(Exercise objective): Each line that holds the word "JSON" counts once; report how many lines do so and nothing else.

(Records for this exercise):
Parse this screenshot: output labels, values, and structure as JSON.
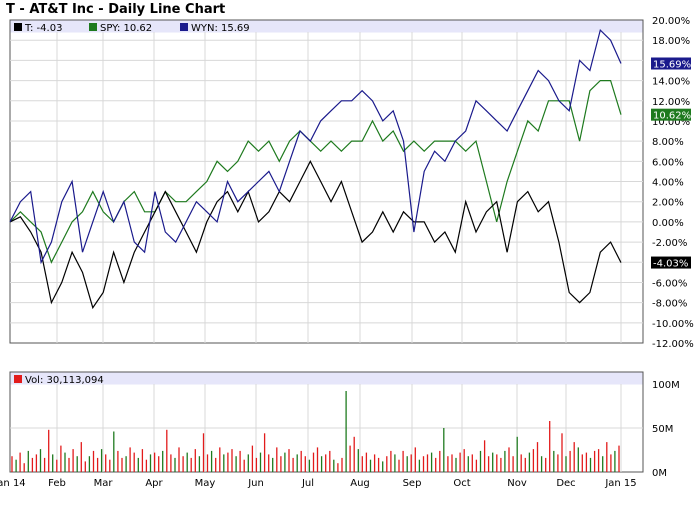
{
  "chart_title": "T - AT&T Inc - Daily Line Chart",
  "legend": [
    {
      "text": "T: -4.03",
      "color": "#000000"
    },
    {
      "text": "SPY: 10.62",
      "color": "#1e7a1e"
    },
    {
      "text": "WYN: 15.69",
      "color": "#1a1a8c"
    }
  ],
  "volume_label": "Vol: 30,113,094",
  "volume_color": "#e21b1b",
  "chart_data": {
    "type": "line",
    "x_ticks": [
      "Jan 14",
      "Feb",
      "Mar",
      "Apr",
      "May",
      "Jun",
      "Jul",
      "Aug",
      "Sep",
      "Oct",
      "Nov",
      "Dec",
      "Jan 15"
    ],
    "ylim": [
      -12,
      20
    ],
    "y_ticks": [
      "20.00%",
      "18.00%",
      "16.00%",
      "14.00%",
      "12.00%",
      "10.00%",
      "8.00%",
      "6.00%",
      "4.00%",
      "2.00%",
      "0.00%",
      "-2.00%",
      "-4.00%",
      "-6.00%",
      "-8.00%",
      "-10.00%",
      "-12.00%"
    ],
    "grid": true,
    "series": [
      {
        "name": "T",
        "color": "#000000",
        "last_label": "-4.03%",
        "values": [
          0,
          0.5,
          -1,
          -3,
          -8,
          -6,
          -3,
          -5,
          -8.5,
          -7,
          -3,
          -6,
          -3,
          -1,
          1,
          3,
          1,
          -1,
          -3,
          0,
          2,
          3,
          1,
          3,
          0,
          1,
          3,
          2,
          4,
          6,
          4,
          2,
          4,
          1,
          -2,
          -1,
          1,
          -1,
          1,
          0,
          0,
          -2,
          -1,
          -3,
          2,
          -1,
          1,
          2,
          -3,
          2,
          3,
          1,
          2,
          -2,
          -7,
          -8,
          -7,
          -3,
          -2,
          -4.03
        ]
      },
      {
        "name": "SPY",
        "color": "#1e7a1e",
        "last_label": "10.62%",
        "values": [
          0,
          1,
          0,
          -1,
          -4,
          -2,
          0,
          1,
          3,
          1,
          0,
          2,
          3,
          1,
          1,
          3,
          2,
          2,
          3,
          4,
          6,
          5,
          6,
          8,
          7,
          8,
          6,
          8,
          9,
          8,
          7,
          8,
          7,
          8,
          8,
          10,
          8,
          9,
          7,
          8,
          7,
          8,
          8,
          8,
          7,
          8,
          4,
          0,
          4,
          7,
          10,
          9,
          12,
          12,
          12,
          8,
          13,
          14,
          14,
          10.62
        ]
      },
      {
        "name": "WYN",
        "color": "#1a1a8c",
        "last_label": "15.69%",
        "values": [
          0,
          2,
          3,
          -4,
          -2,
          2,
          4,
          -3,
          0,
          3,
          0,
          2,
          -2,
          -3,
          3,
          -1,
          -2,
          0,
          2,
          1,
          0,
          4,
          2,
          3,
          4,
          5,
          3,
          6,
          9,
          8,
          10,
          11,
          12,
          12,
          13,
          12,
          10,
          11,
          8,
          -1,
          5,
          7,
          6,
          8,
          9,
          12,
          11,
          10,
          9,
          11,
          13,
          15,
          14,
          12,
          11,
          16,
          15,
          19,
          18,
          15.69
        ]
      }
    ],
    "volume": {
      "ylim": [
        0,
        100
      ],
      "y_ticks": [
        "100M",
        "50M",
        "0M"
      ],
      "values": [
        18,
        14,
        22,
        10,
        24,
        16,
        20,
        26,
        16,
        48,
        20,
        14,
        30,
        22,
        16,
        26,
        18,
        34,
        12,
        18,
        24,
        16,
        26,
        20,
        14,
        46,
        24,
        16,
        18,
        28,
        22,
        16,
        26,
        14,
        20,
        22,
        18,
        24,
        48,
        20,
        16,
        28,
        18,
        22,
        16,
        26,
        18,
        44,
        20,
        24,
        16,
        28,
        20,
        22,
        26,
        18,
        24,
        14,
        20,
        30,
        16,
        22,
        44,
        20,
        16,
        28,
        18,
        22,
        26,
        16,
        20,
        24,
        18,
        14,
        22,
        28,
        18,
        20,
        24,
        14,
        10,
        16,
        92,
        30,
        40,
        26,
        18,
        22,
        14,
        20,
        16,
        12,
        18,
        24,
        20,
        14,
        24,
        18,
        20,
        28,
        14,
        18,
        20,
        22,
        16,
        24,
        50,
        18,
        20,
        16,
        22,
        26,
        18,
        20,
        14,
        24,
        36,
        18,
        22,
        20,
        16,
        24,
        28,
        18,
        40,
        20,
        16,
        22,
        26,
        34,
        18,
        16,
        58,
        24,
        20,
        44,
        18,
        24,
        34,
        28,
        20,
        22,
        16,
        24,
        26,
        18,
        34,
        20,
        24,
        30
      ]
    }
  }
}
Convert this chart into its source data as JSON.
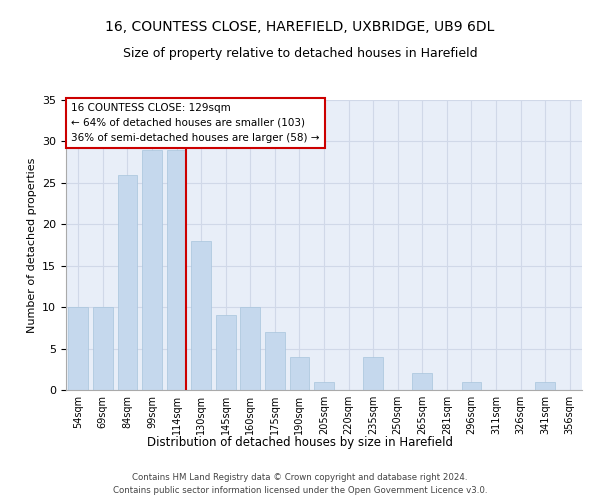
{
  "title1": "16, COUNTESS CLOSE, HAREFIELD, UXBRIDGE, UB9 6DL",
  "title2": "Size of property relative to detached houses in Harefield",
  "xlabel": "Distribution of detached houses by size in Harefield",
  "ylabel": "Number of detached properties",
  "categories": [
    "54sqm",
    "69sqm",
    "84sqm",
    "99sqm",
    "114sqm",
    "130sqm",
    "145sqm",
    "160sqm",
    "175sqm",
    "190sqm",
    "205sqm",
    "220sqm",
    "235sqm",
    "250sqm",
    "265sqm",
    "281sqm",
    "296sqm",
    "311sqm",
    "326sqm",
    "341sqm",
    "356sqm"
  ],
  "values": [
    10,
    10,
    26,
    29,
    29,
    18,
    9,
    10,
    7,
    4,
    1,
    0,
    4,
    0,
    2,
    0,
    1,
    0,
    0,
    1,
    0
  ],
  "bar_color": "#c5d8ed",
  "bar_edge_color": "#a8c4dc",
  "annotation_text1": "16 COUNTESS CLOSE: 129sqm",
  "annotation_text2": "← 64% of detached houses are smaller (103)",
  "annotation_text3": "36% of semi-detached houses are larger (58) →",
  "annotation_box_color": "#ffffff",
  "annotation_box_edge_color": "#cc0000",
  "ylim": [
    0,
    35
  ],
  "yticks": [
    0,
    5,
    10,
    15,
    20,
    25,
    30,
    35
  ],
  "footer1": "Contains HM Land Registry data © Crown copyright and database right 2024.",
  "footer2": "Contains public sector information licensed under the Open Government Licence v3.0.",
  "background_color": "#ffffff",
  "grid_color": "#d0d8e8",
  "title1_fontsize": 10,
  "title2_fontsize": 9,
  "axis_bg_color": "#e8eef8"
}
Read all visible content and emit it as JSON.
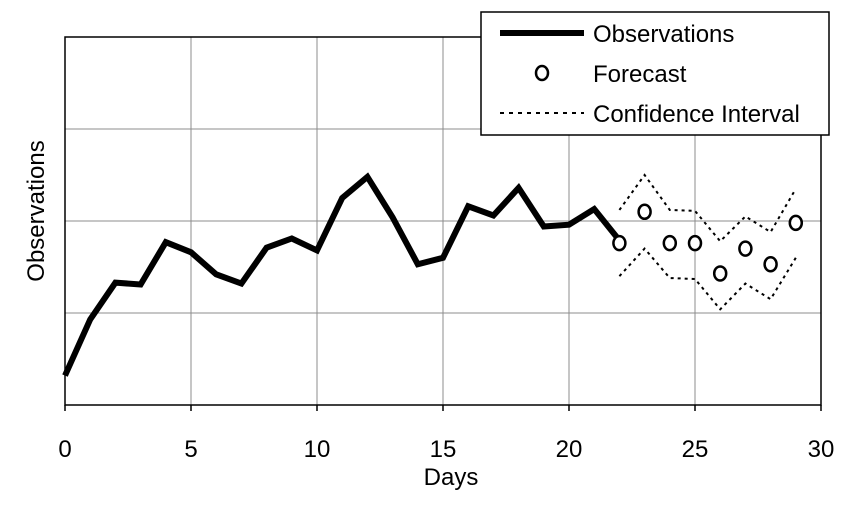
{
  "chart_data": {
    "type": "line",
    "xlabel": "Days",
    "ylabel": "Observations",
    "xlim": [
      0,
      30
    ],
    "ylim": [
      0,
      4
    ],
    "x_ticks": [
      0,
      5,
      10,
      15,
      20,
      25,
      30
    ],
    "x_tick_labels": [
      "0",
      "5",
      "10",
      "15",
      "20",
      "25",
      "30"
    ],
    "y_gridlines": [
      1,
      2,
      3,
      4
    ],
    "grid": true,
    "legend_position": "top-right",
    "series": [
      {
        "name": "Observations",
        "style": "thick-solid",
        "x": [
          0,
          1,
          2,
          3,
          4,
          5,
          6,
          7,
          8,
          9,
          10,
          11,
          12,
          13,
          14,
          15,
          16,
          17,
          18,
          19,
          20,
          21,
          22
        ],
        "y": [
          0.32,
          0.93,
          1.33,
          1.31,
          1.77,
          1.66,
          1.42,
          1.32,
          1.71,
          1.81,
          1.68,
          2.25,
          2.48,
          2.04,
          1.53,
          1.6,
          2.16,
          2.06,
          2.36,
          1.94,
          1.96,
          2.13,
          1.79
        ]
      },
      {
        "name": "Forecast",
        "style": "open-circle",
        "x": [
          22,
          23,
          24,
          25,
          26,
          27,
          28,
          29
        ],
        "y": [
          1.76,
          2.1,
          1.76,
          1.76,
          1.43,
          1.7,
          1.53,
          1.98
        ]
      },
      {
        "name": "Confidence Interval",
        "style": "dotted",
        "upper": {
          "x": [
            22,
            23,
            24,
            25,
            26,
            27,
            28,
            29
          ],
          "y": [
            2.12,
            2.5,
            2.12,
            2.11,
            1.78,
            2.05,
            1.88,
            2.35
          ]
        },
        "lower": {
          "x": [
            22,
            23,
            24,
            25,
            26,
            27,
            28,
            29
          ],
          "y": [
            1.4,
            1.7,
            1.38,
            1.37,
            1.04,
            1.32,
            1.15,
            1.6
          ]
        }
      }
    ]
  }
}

(Exercise answer): 3